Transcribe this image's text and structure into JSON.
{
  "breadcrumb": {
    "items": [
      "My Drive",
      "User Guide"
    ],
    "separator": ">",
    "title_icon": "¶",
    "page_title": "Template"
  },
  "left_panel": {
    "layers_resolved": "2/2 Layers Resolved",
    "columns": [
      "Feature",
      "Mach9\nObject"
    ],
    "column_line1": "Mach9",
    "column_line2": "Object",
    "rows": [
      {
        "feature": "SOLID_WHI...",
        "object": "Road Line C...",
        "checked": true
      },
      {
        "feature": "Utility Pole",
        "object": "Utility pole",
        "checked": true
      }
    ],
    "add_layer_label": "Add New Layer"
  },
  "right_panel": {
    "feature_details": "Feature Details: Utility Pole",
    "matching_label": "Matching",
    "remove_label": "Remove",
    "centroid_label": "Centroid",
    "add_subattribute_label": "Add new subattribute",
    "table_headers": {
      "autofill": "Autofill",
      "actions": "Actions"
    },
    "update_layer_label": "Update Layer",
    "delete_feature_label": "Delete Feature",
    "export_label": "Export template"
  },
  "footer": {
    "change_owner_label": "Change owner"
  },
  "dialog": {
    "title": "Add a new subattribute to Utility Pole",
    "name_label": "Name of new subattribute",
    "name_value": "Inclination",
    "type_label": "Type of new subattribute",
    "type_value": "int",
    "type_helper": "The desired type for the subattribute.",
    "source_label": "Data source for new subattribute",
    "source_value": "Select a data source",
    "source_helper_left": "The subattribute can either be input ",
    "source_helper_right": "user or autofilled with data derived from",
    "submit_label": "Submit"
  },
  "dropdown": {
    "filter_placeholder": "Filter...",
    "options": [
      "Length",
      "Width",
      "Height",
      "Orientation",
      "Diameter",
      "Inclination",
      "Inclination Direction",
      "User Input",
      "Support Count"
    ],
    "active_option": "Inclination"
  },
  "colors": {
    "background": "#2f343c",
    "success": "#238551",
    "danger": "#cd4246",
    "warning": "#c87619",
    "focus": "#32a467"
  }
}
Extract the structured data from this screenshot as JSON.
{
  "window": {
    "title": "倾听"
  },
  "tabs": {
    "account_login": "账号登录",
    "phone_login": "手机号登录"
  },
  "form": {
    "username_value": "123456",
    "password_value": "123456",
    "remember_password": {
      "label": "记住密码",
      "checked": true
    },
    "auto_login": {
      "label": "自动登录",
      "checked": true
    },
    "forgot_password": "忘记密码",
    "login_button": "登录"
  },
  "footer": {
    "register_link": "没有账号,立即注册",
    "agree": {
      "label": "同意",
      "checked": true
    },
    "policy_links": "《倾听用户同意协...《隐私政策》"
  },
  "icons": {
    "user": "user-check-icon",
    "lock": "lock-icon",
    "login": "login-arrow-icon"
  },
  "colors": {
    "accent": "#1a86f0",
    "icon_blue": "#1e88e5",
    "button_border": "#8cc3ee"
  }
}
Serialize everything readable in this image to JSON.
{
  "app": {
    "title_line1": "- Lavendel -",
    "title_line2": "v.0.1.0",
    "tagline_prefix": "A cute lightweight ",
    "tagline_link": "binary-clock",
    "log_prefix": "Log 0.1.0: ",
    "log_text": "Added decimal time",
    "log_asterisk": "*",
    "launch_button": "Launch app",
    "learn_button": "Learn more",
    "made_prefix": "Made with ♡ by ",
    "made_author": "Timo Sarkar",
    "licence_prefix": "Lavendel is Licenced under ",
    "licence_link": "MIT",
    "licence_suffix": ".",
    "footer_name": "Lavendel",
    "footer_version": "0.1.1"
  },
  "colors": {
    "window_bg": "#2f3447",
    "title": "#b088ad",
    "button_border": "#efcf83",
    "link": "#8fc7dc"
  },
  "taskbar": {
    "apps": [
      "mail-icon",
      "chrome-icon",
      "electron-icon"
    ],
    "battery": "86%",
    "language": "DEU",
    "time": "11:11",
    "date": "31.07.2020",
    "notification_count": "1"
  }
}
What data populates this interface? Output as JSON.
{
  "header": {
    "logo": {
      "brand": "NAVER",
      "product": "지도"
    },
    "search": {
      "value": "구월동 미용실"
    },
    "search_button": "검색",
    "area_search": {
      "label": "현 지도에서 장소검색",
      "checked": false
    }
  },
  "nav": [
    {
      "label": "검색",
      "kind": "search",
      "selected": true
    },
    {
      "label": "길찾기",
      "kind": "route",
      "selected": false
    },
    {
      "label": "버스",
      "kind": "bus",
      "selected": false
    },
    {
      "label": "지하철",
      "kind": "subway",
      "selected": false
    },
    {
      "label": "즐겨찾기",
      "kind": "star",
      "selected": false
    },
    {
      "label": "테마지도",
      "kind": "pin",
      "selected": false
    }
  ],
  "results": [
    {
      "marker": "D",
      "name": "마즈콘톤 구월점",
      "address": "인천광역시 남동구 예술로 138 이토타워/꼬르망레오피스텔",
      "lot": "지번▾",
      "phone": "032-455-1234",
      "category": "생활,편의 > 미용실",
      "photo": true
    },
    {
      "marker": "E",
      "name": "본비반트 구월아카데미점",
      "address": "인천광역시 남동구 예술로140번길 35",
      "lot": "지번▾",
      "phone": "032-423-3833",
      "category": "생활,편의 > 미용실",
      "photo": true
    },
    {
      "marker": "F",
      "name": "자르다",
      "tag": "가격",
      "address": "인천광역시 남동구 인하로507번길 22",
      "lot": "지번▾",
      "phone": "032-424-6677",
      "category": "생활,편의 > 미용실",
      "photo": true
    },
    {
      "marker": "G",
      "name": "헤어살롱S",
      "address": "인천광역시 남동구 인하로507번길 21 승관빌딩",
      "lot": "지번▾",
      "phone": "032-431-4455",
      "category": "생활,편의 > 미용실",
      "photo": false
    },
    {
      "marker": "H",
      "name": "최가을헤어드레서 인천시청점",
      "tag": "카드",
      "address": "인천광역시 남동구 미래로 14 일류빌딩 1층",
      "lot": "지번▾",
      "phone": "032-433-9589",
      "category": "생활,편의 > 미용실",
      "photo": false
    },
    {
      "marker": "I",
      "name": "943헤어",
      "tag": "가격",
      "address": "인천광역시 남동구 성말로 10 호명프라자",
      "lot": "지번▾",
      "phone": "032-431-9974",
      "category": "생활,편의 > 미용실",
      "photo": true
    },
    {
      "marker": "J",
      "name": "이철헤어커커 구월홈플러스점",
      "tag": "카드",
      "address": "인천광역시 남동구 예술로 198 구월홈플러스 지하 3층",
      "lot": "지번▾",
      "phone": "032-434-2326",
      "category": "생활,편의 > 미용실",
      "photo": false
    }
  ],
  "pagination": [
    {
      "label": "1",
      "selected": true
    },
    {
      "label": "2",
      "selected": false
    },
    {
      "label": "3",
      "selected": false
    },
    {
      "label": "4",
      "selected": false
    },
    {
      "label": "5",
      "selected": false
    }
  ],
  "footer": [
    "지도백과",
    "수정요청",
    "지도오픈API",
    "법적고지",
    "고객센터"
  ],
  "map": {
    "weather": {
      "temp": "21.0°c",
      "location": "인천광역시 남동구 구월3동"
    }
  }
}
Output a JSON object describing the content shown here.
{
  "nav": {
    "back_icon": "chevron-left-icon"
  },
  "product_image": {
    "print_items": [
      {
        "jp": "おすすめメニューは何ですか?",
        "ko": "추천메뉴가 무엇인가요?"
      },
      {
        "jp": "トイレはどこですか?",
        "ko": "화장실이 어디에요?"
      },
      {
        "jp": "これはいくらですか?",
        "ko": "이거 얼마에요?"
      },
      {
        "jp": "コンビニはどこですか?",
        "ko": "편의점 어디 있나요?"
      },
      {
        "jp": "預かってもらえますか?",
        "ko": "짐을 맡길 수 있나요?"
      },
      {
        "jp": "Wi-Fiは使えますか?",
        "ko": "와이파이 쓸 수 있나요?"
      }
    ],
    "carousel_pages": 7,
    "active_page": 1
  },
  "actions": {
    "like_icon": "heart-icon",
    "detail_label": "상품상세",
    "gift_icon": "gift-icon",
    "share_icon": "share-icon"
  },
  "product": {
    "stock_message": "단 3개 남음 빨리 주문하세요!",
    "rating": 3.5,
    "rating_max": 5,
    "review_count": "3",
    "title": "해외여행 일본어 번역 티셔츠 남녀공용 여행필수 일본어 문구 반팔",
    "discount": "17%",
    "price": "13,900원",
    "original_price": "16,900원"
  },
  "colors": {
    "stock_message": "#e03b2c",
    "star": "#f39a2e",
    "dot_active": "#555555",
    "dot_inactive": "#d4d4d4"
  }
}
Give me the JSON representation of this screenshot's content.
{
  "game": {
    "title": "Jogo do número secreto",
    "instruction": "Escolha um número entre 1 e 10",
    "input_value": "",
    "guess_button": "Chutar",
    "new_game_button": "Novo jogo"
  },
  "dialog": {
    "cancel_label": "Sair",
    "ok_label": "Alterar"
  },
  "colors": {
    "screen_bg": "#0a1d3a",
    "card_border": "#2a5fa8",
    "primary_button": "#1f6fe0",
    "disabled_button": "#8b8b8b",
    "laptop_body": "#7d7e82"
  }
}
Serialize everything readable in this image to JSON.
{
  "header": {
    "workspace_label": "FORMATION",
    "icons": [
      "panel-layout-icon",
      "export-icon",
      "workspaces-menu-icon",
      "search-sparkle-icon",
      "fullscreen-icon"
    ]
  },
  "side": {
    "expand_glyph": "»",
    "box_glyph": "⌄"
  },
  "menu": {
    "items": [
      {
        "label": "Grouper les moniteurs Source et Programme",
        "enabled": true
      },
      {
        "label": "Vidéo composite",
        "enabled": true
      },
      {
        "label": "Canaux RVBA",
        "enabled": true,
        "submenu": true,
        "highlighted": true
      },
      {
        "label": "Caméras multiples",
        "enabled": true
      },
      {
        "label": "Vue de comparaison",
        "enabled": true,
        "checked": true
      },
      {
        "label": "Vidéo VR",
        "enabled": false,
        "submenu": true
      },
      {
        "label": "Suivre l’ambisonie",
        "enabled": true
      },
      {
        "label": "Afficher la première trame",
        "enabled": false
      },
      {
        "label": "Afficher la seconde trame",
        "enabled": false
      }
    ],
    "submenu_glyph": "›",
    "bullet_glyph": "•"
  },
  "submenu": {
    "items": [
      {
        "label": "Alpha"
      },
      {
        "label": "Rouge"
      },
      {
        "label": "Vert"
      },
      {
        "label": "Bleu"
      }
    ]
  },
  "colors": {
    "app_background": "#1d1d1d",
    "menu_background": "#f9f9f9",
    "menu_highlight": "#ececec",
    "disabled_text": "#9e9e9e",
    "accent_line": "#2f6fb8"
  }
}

Stated task –
Of the lines in the listing above, how many hold the string "screenshot"? Reply with the number only.

Correct answer –
2